* WHAT YOU NEED TO DO
Locate the line that contains "Enumerate this screenshot's" in the entries below. Retype it and all following lines through the final one, character for character.

— Start of DATA ENTRIES —

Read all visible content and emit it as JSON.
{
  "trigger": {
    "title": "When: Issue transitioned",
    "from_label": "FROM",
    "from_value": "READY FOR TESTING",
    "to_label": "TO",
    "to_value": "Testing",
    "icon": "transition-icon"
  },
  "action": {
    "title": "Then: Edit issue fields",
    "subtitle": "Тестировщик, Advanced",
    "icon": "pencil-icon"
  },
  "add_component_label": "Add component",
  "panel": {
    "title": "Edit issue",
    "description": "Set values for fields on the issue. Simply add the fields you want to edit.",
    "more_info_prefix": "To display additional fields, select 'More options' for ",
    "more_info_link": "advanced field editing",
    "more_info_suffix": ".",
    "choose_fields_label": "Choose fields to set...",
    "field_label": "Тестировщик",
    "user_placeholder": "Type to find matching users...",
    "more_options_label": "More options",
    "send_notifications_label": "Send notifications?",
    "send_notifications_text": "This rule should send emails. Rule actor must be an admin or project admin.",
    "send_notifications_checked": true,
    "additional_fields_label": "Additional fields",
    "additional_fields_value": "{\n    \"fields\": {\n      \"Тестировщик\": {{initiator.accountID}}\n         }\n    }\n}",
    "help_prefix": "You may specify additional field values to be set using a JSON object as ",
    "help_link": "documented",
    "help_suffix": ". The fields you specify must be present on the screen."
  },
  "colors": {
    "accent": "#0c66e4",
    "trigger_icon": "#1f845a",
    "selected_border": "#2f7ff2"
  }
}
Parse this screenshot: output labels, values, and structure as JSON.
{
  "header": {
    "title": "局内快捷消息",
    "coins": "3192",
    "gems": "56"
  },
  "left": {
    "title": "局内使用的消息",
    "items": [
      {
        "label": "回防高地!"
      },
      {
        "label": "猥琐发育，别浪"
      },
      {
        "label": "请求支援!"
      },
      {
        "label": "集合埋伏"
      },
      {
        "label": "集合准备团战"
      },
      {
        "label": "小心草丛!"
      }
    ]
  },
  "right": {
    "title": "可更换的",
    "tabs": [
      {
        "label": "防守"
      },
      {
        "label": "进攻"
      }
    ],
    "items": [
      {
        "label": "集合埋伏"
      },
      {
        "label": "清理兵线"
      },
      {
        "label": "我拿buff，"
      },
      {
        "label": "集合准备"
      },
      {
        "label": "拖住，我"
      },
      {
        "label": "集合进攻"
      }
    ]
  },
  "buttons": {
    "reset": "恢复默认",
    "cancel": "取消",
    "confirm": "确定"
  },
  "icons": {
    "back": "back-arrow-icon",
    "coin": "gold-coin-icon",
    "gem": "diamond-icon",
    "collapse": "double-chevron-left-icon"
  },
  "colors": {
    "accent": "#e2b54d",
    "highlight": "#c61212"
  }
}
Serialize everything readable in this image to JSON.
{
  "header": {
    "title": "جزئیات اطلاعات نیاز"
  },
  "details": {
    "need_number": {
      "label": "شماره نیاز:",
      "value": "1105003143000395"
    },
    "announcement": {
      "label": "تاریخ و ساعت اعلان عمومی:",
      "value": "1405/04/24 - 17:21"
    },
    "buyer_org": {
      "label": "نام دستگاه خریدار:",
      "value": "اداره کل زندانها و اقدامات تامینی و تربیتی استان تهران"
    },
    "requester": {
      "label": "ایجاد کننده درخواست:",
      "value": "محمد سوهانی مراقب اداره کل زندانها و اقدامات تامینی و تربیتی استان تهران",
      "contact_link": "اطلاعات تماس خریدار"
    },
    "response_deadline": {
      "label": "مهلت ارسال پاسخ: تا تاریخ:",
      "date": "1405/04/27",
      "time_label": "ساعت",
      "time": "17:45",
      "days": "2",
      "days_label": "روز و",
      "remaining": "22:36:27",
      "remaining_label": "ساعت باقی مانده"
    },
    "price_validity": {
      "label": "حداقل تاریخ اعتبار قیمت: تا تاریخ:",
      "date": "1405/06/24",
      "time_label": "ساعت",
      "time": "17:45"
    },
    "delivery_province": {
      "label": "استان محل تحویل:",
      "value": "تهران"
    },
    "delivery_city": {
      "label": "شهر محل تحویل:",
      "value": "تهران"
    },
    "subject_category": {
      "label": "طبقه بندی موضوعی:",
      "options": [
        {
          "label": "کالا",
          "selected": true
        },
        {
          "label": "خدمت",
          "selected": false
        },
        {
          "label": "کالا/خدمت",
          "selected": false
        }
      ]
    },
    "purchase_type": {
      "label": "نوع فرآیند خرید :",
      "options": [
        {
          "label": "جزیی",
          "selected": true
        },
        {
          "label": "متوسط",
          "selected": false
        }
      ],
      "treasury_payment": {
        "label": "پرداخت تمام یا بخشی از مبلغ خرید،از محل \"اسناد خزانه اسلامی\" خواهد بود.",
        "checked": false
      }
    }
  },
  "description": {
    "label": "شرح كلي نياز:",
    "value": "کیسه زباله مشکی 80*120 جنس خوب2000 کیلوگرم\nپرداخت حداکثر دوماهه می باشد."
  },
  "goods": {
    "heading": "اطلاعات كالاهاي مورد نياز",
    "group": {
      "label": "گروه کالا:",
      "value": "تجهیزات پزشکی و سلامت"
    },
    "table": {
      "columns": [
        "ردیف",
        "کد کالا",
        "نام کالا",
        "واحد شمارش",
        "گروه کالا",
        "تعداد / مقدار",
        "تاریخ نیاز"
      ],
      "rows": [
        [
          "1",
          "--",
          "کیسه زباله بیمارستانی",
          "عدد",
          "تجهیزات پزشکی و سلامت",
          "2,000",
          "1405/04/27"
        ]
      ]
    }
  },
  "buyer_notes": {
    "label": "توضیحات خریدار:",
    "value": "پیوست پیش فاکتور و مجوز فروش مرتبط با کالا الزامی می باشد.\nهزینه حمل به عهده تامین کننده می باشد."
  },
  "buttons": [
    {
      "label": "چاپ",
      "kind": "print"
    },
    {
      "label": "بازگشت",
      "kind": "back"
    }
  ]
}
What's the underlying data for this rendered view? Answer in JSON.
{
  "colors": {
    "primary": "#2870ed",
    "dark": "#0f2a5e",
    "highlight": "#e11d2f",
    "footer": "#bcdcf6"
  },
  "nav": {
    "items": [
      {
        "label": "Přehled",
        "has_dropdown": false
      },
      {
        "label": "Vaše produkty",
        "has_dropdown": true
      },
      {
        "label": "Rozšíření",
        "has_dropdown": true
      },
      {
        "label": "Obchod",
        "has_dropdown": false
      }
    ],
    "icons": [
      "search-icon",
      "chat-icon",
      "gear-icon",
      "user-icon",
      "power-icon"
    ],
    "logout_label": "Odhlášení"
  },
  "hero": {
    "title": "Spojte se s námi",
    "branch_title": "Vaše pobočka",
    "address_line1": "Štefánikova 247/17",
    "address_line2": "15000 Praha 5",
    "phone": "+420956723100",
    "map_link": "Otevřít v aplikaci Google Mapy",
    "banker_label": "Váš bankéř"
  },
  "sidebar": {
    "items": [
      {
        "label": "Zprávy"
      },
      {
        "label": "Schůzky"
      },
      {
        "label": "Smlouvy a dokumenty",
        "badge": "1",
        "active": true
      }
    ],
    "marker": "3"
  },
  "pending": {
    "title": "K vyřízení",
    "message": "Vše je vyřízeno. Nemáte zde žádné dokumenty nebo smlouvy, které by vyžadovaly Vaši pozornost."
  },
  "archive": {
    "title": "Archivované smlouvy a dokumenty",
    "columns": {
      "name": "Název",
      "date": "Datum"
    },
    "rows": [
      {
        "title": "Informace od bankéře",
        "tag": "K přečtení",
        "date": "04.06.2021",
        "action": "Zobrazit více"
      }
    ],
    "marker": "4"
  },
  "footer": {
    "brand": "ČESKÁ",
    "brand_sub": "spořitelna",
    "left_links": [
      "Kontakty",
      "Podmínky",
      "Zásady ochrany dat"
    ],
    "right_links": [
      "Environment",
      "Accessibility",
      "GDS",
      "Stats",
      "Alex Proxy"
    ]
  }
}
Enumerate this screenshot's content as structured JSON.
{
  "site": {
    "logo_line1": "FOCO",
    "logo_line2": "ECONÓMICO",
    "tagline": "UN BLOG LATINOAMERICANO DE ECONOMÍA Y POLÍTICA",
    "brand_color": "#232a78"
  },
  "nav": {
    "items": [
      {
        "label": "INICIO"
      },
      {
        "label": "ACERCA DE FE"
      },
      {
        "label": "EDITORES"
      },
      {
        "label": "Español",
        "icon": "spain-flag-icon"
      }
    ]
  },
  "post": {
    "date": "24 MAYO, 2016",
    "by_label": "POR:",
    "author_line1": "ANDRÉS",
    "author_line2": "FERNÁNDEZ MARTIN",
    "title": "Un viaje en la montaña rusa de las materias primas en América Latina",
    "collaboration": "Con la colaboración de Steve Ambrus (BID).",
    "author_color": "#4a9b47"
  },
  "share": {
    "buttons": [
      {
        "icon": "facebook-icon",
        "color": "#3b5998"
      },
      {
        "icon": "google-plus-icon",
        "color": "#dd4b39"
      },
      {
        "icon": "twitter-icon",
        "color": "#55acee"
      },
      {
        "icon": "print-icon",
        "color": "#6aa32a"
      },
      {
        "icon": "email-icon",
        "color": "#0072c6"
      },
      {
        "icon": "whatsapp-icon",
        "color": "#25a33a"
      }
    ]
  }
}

— End of DATA ENTRIES —

* EXERCISE ANSWER
Enumerate this screenshot's content as structured JSON.
{
  "site": {
    "logo_line1": "FOCO",
    "logo_line2": "ECONÓMICO",
    "tagline": "UN BLOG LATINOAMERICANO DE ECONOMÍA Y POLÍTICA",
    "brand_color": "#232a78"
  },
  "nav": {
    "items": [
      {
        "label": "INICIO"
      },
      {
        "label": "ACERCA DE FE"
      },
      {
        "label": "EDITORES"
      },
      {
        "label": "Español",
        "icon": "spain-flag-icon"
      }
    ]
  },
  "post": {
    "date": "24 MAYO, 2016",
    "by_label": "POR:",
    "author_line1": "ANDRÉS",
    "author_line2": "FERNÁNDEZ MARTIN",
    "title": "Un viaje en la montaña rusa de las materias primas en América Latina",
    "collaboration": "Con la colaboración de Steve Ambrus (BID).",
    "author_color": "#4a9b47"
  },
  "share": {
    "buttons": [
      {
        "icon": "facebook-icon",
        "color": "#3b5998"
      },
      {
        "icon": "google-plus-icon",
        "color": "#dd4b39"
      },
      {
        "icon": "twitter-icon",
        "color": "#55acee"
      },
      {
        "icon": "print-icon",
        "color": "#6aa32a"
      },
      {
        "icon": "email-icon",
        "color": "#0072c6"
      },
      {
        "icon": "whatsapp-icon",
        "color": "#25a33a"
      }
    ]
  }
}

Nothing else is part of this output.